Figure data in JSON ▸
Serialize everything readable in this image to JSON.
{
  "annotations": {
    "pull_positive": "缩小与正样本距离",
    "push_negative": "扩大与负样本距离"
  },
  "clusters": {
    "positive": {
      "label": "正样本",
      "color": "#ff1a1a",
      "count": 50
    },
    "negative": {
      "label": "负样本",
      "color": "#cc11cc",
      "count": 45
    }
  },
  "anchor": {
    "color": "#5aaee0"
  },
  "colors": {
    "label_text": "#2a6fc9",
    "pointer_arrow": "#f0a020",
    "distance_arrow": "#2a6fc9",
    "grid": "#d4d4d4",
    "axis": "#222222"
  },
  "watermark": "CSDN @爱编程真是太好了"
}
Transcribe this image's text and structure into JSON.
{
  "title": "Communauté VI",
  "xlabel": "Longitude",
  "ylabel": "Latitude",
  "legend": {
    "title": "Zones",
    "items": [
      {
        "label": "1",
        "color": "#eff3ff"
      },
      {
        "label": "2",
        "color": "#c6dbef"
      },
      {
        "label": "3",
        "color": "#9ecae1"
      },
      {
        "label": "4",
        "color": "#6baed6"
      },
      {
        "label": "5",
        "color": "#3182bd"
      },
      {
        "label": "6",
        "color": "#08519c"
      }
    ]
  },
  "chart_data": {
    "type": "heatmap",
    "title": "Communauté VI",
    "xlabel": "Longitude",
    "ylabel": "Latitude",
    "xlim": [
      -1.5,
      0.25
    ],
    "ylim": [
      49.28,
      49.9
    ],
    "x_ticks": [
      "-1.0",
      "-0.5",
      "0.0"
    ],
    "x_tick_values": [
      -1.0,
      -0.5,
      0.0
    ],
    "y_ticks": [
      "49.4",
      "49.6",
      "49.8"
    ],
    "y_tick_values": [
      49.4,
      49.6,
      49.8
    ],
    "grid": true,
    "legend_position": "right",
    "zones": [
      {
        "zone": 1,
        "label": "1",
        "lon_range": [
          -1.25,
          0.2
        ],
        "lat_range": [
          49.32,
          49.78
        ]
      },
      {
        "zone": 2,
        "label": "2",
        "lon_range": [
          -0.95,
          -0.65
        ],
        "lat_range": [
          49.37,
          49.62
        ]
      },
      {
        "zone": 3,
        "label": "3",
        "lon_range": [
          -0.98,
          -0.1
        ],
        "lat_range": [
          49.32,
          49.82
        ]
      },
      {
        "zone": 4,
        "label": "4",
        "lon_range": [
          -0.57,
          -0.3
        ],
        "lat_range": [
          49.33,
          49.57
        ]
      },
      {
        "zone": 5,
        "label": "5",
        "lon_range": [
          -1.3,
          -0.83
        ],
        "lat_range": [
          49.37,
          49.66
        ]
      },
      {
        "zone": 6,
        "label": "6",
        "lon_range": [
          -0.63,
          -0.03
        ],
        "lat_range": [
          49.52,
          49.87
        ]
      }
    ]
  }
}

AIM OF THE EXERCISE ▸
Look through the data above. Each line containing the word "Communauté" needs to be copied.

COMPLETE ANSWER ▸
  "title": "Communauté VI",
    "title": "Communauté VI",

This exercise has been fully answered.